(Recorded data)
§

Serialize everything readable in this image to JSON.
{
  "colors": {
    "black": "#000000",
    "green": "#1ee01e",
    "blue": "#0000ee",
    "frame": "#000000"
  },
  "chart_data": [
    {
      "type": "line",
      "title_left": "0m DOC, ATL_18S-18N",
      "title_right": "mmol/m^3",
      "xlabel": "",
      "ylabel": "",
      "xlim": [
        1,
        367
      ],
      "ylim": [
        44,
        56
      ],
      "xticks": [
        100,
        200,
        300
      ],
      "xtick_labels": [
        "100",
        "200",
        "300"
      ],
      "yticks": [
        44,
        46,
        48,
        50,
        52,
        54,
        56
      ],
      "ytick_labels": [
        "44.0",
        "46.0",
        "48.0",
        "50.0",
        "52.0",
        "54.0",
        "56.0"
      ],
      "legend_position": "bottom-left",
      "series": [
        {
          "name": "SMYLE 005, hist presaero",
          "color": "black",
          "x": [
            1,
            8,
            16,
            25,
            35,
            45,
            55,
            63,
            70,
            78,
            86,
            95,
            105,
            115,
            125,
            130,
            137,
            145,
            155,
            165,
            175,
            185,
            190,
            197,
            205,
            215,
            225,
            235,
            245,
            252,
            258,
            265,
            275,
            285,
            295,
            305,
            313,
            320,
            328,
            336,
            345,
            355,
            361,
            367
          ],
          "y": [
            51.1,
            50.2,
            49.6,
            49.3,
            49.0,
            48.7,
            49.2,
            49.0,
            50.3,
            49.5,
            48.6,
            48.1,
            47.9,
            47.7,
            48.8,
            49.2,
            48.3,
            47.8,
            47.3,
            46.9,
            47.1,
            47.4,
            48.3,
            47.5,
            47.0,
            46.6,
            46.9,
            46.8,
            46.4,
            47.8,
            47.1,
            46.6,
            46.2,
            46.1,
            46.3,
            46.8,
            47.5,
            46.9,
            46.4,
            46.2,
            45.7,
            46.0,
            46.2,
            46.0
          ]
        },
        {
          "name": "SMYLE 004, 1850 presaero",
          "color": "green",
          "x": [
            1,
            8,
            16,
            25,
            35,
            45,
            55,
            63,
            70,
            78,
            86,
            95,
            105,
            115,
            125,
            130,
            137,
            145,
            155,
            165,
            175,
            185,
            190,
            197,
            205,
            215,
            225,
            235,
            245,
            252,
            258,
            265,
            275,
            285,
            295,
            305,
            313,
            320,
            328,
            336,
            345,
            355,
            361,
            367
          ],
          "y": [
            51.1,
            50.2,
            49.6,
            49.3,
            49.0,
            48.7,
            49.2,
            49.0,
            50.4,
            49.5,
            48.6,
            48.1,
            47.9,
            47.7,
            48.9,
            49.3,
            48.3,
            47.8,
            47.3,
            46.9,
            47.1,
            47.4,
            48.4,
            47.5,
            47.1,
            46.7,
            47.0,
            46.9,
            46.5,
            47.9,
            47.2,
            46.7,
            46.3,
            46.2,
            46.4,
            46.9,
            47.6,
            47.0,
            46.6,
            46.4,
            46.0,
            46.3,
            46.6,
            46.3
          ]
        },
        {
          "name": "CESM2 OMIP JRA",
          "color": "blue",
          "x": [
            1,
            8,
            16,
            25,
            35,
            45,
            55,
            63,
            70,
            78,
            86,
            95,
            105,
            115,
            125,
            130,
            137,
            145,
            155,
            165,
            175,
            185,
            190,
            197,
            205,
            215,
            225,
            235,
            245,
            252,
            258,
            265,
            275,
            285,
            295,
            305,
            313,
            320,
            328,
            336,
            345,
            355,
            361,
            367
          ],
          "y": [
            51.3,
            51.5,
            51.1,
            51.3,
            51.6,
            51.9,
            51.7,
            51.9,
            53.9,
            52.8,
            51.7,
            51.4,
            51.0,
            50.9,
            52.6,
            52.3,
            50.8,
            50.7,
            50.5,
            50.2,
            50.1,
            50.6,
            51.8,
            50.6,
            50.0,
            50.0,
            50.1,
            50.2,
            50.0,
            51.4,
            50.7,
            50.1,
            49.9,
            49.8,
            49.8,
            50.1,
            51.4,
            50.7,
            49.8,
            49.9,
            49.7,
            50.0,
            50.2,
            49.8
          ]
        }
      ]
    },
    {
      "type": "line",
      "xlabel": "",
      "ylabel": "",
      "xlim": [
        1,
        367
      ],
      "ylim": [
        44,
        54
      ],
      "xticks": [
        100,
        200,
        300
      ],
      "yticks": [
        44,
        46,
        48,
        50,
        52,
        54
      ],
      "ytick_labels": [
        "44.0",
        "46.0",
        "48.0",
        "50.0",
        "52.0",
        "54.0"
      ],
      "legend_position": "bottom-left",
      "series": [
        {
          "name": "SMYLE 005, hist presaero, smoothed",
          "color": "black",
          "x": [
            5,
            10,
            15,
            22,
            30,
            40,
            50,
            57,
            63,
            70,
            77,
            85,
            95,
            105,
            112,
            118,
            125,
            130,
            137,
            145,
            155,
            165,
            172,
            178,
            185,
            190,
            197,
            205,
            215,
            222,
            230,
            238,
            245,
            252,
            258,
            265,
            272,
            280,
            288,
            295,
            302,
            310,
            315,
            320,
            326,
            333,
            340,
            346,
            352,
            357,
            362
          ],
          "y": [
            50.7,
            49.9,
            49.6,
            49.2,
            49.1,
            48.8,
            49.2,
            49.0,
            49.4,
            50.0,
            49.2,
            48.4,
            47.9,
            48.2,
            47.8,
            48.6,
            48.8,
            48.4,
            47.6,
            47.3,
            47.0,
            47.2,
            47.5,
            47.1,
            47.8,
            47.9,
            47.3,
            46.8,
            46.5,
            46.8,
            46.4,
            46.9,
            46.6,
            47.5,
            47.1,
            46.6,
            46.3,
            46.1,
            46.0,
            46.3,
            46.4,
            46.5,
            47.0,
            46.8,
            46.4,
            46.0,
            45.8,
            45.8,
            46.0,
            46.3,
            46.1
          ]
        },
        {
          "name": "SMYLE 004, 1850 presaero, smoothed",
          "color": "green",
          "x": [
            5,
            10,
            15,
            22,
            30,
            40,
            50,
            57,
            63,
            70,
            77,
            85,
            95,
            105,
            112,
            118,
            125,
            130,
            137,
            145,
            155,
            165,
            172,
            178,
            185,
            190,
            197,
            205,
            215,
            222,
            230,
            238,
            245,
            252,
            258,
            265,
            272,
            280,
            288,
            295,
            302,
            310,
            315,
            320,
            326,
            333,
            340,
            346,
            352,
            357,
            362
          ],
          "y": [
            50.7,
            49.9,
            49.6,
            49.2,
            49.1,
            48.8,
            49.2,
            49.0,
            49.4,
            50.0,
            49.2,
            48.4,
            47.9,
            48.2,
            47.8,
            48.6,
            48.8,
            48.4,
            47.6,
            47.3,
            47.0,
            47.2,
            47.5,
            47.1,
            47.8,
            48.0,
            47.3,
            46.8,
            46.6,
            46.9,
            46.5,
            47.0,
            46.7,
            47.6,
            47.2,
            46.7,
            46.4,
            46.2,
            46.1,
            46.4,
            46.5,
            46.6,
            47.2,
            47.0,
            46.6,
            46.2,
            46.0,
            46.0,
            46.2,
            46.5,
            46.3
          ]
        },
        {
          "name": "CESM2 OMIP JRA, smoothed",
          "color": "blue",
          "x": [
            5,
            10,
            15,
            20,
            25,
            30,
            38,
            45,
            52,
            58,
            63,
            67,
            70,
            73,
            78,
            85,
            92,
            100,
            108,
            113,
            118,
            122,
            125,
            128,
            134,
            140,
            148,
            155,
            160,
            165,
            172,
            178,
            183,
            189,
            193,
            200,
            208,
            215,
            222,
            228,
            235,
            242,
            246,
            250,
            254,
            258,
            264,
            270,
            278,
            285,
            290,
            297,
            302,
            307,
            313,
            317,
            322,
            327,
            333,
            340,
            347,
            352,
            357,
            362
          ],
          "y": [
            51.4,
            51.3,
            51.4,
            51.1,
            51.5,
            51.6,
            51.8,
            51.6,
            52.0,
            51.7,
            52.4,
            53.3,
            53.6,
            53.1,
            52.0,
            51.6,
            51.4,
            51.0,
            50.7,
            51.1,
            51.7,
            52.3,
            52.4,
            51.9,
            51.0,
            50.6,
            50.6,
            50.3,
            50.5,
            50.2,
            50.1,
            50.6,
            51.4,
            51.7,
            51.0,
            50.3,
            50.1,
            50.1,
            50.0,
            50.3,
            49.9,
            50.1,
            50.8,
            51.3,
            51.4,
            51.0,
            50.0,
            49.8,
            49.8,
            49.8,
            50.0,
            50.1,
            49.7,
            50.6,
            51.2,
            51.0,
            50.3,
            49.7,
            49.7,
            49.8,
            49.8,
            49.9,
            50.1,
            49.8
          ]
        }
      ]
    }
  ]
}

§

Determine how many lines of the data contain "smoothed" and give nothing but that number.

▶ **Solved exercise**: 3